» **Job**
How many of the lines contain the string "virtuţi"? Give the number, with no other words.

» **Source data**
::::::::

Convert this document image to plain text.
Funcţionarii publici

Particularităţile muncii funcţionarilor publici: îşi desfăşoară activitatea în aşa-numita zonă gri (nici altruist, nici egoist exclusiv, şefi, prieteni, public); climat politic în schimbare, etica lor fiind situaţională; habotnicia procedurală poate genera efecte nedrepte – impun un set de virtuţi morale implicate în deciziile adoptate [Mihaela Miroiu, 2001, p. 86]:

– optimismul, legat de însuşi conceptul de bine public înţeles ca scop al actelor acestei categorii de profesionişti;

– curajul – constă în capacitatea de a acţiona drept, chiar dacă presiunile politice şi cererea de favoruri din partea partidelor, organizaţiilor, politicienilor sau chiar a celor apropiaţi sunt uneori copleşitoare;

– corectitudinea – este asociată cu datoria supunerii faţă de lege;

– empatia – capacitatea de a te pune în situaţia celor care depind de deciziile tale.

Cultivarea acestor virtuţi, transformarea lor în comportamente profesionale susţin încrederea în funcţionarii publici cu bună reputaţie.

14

::::::::

» **Full response**
2